▶ _Written problem A_
In the Form 8-K cover page below, what state is given as Encore Capital Group, Inc.'s jurisdiction of incorporation?
▶ _Written problem B_
Carry on the Encore Capital Group Form 8-K cover page below, picking up after its last line.

▶ _Selection_

----

UNITED STATES
SECURITIES AND EXCHANGE COMMISSION
WASHINGTON, DC 20549
______________________
FORM 8-K
CURRENT REPORT
Pursuant to Section 13 or 15(d) of the Securities Exchange Act of 1934
July 09, 2020
Date of report (Date of earliest event reported)
______________________
ENCORE CAPITAL GROUP, INC.
(Exact name of registrant as specified in its charter)
Delaware | 000-26489 | 48-1090909 | ||||||
(State or other jurisdiction of incorporation) | (Commission File Number) | (IRS Employer Identification No.) |
350 Camino de la Reina, Suite 100
San Diego, California 92108
(Address of principal executive offices)(Zip Code)
(877) 445-4581
(Registrant’s telephone number, including area code)
Not applicable
(Former name or former address, if changed since last report.)
_____________________
Check the appropriate box below if the Form 8-K filing is intended to simultaneously satisfy the filing obligation of the registrant under any of the following provisions:
☐ Written communications pursuant to Rule 425 under the Securities Act (17 CFR 230.425)
☐ Soliciting material pursuant to Rule 14a-12 under the Exchange Act (17 CFR 240.14a-12)
☐ Pre-commencement communications pursuant to Rule 14d-2(b) under the Exchange Act (17 CFR 240.14d-2(b))
☐ Pre-commencement communications pursuant to Rule 13e-4(c) under the Exchange Act (17 CFR 240.13e-4(c))

----

▶ _Information provided_
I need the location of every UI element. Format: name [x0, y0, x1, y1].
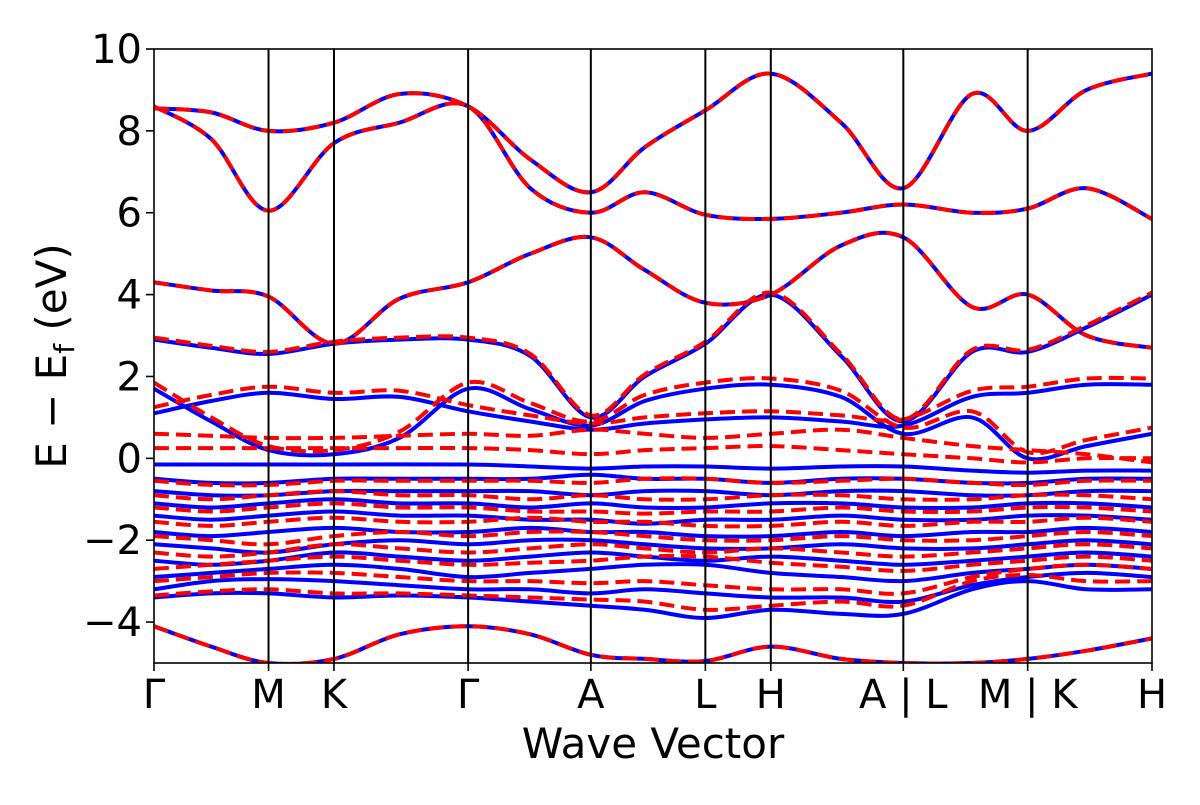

----

▶ _Written reply A_
Delaware

▶ _Written reply B_
Securities registered pursuant to Section 12(b) of the Act:
Title of each class | Trading Symbol(s) | Name of each exchange on which registered | ||||||||||||
Common Stock, $0.01 Par Value Per Share | ECPG | The NASDAQ Stock Market LLC |
Indicate by check mark whether the registrant is an emerging growth company as defined in Rule 405 of the Securities Act of 1933 (§230.405 of this chapter) or Rule 12b-2 of the Securities Exchange Act of 1934 (§240.12b-2 of this chapter).
Emerging growth company ☐
If an emerging growth company, indicate by check mark if the registrant has elected not to use the extended transition period for complying with any new or revised financial accounting standards provided pursuant to Section 13(a) of the Exchange Act. ☐
Item 1.01 Entry into a Material Definitive Agreement.
On July 9, 2020, Encore Capital Group, Inc. (the “Company”) entered into Amendment No. 5 (“Amendment No. 5”) to the Third Amended and Restated Credit Agreement dated as of December 20, 2016 (as amended, supplemented or otherwise modified prior to the date of Amendment No. 5, the “Existing Credit Agreement”) by and among the Company, the several banks and other financial institutions and lenders from time to time party thereto and listed on the signature pages thereof, and Truist Bank, as administrative agent and collateral agent.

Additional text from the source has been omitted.